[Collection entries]
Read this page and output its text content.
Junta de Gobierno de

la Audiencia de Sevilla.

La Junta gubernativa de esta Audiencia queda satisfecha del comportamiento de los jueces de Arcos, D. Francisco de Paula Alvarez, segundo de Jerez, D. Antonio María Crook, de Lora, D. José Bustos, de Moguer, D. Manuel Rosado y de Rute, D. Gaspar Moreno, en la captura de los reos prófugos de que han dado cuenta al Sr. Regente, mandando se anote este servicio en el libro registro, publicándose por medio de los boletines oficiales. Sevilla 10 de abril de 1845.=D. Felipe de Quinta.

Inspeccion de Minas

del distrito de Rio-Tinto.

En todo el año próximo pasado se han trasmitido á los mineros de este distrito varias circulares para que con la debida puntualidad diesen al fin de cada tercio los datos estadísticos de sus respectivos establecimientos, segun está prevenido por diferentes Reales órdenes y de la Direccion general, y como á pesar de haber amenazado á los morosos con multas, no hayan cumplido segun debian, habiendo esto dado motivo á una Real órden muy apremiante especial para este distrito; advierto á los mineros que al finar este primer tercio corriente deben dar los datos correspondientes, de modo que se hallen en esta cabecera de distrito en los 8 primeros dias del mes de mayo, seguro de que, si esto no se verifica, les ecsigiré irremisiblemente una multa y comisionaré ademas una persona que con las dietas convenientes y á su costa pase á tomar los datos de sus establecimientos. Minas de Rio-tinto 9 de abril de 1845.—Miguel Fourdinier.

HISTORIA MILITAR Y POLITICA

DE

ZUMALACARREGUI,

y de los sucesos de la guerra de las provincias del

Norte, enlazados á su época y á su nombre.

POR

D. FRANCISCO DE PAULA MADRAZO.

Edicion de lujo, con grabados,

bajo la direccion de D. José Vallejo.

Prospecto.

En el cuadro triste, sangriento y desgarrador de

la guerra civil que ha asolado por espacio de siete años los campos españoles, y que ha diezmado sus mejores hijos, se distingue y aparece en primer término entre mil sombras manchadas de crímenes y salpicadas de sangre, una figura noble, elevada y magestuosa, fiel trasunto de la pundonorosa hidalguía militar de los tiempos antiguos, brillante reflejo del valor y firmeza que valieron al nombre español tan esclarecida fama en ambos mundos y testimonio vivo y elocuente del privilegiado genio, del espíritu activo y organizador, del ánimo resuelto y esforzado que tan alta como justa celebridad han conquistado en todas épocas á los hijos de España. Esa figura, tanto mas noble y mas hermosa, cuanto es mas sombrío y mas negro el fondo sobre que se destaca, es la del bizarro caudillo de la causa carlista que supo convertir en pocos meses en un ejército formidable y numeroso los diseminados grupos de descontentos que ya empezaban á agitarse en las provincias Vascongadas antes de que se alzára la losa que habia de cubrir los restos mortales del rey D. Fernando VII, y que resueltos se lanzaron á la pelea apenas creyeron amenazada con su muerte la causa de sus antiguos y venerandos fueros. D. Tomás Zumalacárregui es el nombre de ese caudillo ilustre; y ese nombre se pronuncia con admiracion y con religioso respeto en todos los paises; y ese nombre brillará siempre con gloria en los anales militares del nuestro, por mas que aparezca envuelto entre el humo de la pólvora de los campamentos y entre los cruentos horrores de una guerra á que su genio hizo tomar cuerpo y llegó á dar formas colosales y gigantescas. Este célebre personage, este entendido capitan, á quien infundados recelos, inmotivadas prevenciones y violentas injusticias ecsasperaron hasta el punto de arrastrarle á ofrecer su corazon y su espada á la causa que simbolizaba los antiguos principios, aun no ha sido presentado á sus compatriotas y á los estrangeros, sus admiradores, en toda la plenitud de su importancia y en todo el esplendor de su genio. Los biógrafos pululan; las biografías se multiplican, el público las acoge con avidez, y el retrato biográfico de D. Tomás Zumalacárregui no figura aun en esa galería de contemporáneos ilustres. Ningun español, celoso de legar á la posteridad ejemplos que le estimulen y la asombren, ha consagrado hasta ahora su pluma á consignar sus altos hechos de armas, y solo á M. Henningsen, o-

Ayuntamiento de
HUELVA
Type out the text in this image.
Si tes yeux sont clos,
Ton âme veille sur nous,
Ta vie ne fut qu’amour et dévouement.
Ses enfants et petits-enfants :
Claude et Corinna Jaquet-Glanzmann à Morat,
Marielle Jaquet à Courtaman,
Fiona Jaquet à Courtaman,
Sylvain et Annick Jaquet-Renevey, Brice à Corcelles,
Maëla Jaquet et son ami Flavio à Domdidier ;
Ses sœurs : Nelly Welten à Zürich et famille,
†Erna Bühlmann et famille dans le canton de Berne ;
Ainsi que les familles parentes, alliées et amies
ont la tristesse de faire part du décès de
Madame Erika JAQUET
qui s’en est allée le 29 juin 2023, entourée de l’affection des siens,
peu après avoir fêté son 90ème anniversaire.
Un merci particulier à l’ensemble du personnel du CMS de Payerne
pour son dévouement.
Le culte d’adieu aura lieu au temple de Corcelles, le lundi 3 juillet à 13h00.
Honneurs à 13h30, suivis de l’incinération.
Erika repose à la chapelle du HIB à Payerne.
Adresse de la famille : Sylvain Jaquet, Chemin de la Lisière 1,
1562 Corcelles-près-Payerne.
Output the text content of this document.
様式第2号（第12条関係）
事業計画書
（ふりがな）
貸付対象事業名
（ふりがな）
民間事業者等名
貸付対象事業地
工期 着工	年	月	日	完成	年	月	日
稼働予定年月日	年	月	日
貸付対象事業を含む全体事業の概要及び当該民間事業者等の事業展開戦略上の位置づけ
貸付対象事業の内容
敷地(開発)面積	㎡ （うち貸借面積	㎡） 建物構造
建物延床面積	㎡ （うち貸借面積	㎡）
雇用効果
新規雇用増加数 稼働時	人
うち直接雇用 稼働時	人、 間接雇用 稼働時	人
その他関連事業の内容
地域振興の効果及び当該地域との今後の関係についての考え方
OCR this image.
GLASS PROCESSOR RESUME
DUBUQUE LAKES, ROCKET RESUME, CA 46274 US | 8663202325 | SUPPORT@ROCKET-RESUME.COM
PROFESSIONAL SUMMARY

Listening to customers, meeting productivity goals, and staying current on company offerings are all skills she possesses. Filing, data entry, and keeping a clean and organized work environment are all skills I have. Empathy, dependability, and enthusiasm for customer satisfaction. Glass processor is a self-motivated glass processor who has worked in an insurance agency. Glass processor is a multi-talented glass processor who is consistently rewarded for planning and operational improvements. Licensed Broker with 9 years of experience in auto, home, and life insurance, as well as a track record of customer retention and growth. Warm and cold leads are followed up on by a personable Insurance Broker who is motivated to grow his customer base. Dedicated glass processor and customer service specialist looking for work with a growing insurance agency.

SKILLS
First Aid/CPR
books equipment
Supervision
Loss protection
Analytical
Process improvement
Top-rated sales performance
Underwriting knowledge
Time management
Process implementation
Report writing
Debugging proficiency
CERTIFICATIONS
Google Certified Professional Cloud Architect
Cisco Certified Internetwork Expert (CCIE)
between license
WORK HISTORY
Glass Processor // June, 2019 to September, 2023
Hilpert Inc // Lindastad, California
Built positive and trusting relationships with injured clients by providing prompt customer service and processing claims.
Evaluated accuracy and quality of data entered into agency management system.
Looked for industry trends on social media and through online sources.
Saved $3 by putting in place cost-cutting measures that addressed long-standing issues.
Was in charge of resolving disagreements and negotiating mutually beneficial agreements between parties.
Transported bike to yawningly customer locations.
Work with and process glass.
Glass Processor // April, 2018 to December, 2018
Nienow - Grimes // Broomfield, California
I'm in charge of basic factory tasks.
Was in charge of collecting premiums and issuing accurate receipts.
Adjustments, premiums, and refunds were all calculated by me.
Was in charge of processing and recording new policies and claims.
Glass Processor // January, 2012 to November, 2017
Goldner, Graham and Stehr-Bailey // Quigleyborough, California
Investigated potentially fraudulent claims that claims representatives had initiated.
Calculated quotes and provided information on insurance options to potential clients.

Task directions: Copy each line that contains the word "premiums".

Worked solution:
Was in charge of collecting premiums and issuing accurate receipts.
Adjustments, premiums, and refunds were all calculated by me.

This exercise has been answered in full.